Output every entry exactly as written.
:: Data rows ::
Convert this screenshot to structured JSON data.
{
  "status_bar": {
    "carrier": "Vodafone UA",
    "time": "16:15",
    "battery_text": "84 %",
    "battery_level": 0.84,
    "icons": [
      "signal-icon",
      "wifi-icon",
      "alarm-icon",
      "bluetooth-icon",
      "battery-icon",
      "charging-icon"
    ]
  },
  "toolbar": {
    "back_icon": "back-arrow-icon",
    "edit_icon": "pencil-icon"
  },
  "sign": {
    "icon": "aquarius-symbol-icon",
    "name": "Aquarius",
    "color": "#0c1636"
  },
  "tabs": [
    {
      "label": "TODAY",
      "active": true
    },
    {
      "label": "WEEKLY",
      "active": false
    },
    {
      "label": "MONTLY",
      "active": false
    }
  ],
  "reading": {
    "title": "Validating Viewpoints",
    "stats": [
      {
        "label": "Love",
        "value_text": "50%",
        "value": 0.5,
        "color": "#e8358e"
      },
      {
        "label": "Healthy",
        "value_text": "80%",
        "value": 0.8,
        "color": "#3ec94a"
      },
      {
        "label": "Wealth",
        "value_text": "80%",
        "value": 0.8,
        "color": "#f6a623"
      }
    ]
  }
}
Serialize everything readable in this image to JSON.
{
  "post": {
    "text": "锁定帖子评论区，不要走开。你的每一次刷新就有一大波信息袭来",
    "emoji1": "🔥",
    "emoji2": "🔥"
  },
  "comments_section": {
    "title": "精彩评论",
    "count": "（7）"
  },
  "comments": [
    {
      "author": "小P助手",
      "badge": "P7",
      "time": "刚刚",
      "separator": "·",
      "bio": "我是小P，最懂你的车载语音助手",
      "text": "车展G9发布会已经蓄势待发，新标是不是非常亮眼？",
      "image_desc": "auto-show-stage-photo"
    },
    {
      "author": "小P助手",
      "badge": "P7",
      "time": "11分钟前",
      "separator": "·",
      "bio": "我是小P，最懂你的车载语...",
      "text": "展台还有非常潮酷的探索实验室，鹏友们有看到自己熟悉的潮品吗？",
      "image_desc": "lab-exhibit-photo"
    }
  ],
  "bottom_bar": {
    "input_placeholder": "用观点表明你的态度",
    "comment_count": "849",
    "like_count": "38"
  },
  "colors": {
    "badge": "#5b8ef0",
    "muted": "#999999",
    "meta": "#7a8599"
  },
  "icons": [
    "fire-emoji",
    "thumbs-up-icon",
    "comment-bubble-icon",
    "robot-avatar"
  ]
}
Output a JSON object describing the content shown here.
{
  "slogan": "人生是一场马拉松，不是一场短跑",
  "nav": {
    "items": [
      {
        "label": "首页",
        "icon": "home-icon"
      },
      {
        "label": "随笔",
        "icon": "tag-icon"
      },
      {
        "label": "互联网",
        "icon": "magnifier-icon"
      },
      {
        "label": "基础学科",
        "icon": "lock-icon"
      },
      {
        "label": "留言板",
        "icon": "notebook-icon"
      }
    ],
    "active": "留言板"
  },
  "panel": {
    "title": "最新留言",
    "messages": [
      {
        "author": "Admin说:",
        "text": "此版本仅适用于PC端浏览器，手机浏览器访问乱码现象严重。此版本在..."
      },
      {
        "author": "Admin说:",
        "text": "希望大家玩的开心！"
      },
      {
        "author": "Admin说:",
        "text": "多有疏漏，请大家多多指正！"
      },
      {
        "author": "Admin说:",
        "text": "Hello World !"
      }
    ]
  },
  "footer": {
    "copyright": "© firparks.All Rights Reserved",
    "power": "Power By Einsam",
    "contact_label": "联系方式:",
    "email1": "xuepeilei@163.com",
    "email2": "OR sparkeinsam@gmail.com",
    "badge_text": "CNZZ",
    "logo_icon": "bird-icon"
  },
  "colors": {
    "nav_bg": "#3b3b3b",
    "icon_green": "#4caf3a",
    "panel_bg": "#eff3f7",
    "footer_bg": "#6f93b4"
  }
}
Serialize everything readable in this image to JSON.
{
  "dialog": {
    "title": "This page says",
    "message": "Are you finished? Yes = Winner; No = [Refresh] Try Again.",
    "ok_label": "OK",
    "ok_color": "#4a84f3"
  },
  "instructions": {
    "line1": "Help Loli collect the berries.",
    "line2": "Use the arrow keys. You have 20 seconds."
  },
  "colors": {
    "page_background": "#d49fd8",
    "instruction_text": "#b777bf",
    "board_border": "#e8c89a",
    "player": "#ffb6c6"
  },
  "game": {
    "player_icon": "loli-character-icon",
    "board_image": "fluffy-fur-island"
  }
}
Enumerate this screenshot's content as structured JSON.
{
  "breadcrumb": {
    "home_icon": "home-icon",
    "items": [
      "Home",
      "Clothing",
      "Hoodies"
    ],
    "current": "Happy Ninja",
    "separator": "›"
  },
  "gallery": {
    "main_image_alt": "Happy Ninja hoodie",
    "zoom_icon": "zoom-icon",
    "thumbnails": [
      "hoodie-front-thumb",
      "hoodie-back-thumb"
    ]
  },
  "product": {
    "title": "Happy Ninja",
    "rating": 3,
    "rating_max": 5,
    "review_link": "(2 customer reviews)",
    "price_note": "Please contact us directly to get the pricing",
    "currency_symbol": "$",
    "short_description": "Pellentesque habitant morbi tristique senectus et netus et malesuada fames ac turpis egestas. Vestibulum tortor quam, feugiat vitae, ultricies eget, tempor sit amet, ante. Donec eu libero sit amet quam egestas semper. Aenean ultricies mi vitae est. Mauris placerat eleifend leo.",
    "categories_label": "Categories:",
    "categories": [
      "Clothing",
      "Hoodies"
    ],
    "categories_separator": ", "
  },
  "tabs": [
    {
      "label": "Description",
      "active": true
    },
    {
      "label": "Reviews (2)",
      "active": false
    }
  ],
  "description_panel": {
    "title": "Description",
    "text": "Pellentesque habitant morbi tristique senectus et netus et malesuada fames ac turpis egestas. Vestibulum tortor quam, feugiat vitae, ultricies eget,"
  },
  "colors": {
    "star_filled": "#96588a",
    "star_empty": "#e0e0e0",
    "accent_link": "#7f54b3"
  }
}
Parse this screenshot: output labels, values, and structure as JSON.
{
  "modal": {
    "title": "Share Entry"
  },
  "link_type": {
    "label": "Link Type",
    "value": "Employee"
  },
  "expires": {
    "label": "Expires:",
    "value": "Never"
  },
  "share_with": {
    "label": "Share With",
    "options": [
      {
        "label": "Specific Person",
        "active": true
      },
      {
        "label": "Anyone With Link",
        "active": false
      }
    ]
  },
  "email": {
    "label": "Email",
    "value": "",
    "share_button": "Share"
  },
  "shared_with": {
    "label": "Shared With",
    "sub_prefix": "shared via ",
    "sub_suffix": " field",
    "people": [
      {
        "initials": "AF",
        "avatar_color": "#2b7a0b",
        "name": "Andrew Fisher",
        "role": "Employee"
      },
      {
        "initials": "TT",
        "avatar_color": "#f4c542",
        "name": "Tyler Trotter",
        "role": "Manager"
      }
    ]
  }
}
:::
_Written response_
Convert this screenshot to structured JSON data.
{
  "status_bar": {
    "carrier": "Vodafone UA",
    "time": "16:15",
    "battery_text": "84 %",
    "battery_level": 0.84,
    "icons": [
      "signal-icon",
      "wifi-icon",
      "alarm-icon",
      "bluetooth-icon",
      "battery-icon",
      "charging-icon"
    ]
  },
  "toolbar": {
    "back_icon": "back-arrow-icon",
    "edit_icon": "pencil-icon"
  },
  "sign": {
    "icon": "aquarius-symbol-icon",
    "name": "Aquarius",
    "color": "#0c1636"
  },
  "tabs": [
    {
      "label": "TODAY",
      "active": true
    },
    {
      "label": "WEEKLY",
      "active": false
    },
    {
      "label": "MONTLY",
      "active": false
    }
  ],
  "reading": {
    "title": "Validating Viewpoints",
    "stats": [
      {
        "label": "Love",
        "value_text": "50%",
        "value": 0.5,
        "color": "#e8358e"
      },
      {
        "label": "Healthy",
        "value_text": "80%",
        "value": 0.8,
        "color": "#3ec94a"
      },
      {
        "label": "Wealth",
        "value_text": "80%",
        "value": 0.8,
        "color": "#f6a623"
      }
    ]
  }
}
Serialize everything readable in this image to JSON.
{
  "post": {
    "text": "锁定帖子评论区，不要走开。你的每一次刷新就有一大波信息袭来",
    "emoji1": "🔥",
    "emoji2": "🔥"
  },
  "comments_section": {
    "title": "精彩评论",
    "count": "（7）"
  },
  "comments": [
    {
      "author": "小P助手",
      "badge": "P7",
      "time": "刚刚",
      "separator": "·",
      "bio": "我是小P，最懂你的车载语音助手",
      "text": "车展G9发布会已经蓄势待发，新标是不是非常亮眼？",
      "image_desc": "auto-show-stage-photo"
    },
    {
      "author": "小P助手",
      "badge": "P7",
      "time": "11分钟前",
      "separator": "·",
      "bio": "我是小P，最懂你的车载语...",
      "text": "展台还有非常潮酷的探索实验室，鹏友们有看到自己熟悉的潮品吗？",
      "image_desc": "lab-exhibit-photo"
    }
  ],
  "bottom_bar": {
    "input_placeholder": "用观点表明你的态度",
    "comment_count": "849",
    "like_count": "38"
  },
  "colors": {
    "badge": "#5b8ef0",
    "muted": "#999999",
    "meta": "#7a8599"
  },
  "icons": [
    "fire-emoji",
    "thumbs-up-icon",
    "comment-bubble-icon",
    "robot-avatar"
  ]
}
Output a JSON object describing the content shown here.
{
  "slogan": "人生是一场马拉松，不是一场短跑",
  "nav": {
    "items": [
      {
        "label": "首页",
        "icon": "home-icon"
      },
      {
        "label": "随笔",
        "icon": "tag-icon"
      },
      {
        "label": "互联网",
        "icon": "magnifier-icon"
      },
      {
        "label": "基础学科",
        "icon": "lock-icon"
      },
      {
        "label": "留言板",
        "icon": "notebook-icon"
      }
    ],
    "active": "留言板"
  },
  "panel": {
    "title": "最新留言",
    "messages": [
      {
        "author": "Admin说:",
        "text": "此版本仅适用于PC端浏览器，手机浏览器访问乱码现象严重。此版本在..."
      },
      {
        "author": "Admin说:",
        "text": "希望大家玩的开心！"
      },
      {
        "author": "Admin说:",
        "text": "多有疏漏，请大家多多指正！"
      },
      {
        "author": "Admin说:",
        "text": "Hello World !"
      }
    ]
  },
  "footer": {
    "copyright": "© firparks.All Rights Reserved",
    "power": "Power By Einsam",
    "contact_label": "联系方式:",
    "email1": "xuepeilei@163.com",
    "email2": "OR sparkeinsam@gmail.com",
    "badge_text": "CNZZ",
    "logo_icon": "bird-icon"
  },
  "colors": {
    "nav_bg": "#3b3b3b",
    "icon_green": "#4caf3a",
    "panel_bg": "#eff3f7",
    "footer_bg": "#6f93b4"
  }
}
Serialize everything readable in this image to JSON.
{
  "dialog": {
    "title": "This page says",
    "message": "Are you finished? Yes = Winner; No = [Refresh] Try Again.",
    "ok_label": "OK",
    "ok_color": "#4a84f3"
  },
  "instructions": {
    "line1": "Help Loli collect the berries.",
    "line2": "Use the arrow keys. You have 20 seconds."
  },
  "colors": {
    "page_background": "#d49fd8",
    "instruction_text": "#b777bf",
    "board_border": "#e8c89a",
    "player": "#ffb6c6"
  },
  "game": {
    "player_icon": "loli-character-icon",
    "board_image": "fluffy-fur-island"
  }
}
Enumerate this screenshot's content as structured JSON.
{
  "breadcrumb": {
    "home_icon": "home-icon",
    "items": [
      "Home",
      "Clothing",
      "Hoodies"
    ],
    "current": "Happy Ninja",
    "separator": "›"
  },
  "gallery": {
    "main_image_alt": "Happy Ninja hoodie",
    "zoom_icon": "zoom-icon",
    "thumbnails": [
      "hoodie-front-thumb",
      "hoodie-back-thumb"
    ]
  },
  "product": {
    "title": "Happy Ninja",
    "rating": 3,
    "rating_max": 5,
    "review_link": "(2 customer reviews)",
    "price_note": "Please contact us directly to get the pricing",
    "currency_symbol": "$",
    "short_description": "Pellentesque habitant morbi tristique senectus et netus et malesuada fames ac turpis egestas. Vestibulum tortor quam, feugiat vitae, ultricies eget, tempor sit amet, ante. Donec eu libero sit amet quam egestas semper. Aenean ultricies mi vitae est. Mauris placerat eleifend leo.",
    "categories_label": "Categories:",
    "categories": [
      "Clothing",
      "Hoodies"
    ],
    "categories_separator": ", "
  },
  "tabs": [
    {
      "label": "Description",
      "active": true
    },
    {
      "label": "Reviews (2)",
      "active": false
    }
  ],
  "description_panel": {
    "title": "Description",
    "text": "Pellentesque habitant morbi tristique senectus et netus et malesuada fames ac turpis egestas. Vestibulum tortor quam, feugiat vitae, ultricies eget,"
  },
  "colors": {
    "star_filled": "#96588a",
    "star_empty": "#e0e0e0",
    "accent_link": "#7f54b3"
  }
}
Parse this screenshot: output labels, values, and structure as JSON.
{
  "modal": {
    "title": "Share Entry"
  },
  "link_type": {
    "label": "Link Type",
    "value": "Employee"
  },
  "expires": {
    "label": "Expires:",
    "value": "Never"
  },
  "share_with": {
    "label": "Share With",
    "options": [
      {
        "label": "Specific Person",
        "active": true
      },
      {
        "label": "Anyone With Link",
        "active": false
      }
    ]
  },
  "email": {
    "label": "Email",
    "value": "",
    "share_button": "Share"
  },
  "shared_with": {
    "label": "Shared With",
    "sub_prefix": "shared via ",
    "sub_suffix": " field",
    "people": [
      {
        "initials": "AF",
        "avatar_color": "#2b7a0b",
        "name": "Andrew Fisher",
        "role": "Employee"
      },
      {
        "initials": "TT",
        "avatar_color": "#f4c542",
        "name": "Tyler Trotter",
        "role": "Manager"
      }
    ]
  }
}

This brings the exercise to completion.